Raw records
--- start ---

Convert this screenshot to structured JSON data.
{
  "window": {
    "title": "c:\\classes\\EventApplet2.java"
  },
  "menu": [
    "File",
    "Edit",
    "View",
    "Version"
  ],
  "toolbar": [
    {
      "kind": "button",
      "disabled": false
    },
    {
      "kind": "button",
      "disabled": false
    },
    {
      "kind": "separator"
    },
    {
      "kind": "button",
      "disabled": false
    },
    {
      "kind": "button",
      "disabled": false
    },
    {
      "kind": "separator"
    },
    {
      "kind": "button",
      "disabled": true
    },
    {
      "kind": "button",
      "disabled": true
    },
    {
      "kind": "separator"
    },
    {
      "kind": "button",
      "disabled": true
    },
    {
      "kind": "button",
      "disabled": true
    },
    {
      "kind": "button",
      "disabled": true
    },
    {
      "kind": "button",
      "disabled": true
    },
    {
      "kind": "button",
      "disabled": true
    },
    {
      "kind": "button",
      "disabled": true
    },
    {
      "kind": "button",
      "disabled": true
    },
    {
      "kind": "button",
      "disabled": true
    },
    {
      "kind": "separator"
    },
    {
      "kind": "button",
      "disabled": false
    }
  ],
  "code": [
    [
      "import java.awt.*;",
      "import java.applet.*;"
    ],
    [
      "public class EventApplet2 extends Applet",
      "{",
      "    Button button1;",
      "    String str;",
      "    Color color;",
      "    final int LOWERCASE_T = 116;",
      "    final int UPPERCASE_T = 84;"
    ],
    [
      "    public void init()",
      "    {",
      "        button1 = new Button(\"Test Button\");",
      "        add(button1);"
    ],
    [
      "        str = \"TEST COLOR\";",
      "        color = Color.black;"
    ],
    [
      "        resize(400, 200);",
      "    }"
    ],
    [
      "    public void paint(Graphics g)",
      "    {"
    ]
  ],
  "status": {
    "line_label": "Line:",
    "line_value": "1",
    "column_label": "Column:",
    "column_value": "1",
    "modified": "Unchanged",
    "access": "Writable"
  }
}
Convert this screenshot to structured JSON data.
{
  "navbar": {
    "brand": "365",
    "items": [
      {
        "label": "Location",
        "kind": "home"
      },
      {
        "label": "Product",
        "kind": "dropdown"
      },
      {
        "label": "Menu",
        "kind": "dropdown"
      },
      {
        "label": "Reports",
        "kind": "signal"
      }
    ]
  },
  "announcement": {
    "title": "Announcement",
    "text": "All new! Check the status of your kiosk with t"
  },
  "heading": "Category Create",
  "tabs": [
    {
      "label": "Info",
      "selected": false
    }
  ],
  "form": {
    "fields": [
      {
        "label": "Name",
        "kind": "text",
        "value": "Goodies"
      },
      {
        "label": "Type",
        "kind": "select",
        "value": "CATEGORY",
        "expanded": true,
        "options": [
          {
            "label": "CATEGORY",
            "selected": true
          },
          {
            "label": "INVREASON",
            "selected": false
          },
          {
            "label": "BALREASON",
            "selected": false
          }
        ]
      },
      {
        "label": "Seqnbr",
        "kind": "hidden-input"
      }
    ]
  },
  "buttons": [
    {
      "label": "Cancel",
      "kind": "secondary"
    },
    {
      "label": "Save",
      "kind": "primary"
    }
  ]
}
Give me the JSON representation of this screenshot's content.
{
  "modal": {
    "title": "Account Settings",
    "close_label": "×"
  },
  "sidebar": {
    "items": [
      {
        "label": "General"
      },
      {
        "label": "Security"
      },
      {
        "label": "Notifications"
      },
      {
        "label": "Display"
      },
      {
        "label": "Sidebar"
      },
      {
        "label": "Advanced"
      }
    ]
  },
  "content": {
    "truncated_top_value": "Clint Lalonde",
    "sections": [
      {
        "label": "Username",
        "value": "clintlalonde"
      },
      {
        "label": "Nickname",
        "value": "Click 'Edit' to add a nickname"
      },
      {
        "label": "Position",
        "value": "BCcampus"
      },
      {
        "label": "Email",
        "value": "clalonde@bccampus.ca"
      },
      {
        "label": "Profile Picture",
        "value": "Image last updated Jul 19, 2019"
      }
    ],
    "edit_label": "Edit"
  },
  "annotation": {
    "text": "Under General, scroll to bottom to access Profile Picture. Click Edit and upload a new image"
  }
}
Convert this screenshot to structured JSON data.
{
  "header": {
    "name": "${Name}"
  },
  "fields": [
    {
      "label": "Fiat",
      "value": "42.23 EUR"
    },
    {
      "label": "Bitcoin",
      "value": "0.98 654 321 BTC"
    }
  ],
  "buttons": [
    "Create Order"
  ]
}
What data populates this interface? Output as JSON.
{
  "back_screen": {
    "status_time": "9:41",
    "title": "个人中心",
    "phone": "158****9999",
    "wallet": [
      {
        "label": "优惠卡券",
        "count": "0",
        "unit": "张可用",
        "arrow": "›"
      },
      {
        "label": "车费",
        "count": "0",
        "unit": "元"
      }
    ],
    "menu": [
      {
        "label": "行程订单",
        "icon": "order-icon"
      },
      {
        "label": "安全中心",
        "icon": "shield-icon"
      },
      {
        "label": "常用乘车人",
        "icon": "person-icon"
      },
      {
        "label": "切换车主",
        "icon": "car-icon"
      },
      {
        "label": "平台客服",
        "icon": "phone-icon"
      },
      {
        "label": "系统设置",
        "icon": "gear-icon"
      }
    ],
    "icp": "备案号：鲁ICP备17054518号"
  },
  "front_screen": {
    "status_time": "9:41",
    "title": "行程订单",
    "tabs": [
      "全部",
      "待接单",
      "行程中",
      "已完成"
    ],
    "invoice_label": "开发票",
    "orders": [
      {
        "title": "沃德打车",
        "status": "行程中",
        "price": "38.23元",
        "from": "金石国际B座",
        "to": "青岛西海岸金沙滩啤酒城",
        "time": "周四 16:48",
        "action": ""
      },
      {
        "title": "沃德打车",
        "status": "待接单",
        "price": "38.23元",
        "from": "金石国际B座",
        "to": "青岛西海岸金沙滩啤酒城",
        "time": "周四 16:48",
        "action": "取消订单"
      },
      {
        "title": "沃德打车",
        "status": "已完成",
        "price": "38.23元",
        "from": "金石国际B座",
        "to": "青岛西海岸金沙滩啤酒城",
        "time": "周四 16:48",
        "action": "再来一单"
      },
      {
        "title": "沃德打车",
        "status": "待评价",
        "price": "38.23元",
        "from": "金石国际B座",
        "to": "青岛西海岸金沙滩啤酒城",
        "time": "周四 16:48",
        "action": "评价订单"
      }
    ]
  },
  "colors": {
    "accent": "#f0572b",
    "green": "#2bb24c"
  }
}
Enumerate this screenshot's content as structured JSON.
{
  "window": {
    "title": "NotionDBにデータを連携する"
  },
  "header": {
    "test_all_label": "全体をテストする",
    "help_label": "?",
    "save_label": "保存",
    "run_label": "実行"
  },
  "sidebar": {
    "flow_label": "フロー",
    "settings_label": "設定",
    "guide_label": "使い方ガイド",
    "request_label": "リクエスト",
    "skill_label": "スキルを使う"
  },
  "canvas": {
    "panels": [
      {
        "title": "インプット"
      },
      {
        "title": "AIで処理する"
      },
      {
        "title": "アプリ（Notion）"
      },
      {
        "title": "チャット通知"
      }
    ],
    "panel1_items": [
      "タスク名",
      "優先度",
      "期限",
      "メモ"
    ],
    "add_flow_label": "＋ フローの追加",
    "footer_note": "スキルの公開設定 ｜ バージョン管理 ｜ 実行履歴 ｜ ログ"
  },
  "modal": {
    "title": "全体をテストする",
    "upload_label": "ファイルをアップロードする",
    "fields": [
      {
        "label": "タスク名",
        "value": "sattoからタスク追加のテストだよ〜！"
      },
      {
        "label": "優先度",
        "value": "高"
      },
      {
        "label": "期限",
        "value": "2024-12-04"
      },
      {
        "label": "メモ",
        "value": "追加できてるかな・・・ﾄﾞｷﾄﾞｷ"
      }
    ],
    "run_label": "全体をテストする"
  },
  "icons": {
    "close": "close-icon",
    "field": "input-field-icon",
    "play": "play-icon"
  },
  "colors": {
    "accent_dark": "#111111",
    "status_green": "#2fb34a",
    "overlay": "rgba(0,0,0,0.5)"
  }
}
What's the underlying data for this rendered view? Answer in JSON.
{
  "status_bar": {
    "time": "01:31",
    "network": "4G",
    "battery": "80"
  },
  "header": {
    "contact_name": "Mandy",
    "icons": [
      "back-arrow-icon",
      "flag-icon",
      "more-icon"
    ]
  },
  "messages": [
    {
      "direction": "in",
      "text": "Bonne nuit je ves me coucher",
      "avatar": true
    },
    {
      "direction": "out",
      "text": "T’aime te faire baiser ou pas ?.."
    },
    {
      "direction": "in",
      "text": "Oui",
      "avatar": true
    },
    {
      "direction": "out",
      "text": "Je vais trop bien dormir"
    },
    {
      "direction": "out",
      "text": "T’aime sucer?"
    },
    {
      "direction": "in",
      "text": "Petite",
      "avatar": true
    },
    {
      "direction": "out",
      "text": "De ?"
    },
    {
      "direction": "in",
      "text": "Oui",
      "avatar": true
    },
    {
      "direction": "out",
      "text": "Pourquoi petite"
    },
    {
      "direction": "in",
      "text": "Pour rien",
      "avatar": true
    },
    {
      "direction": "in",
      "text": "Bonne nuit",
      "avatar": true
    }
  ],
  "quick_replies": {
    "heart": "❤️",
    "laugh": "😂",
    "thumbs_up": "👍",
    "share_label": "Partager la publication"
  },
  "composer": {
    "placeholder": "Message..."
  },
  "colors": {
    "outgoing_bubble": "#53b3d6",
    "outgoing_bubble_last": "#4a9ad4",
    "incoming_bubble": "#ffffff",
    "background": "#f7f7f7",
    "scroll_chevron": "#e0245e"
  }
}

--- end ---

Provide the number of lines in the data above that contain the string "Click", and nothing else.

## REPLY TO THE TASK
2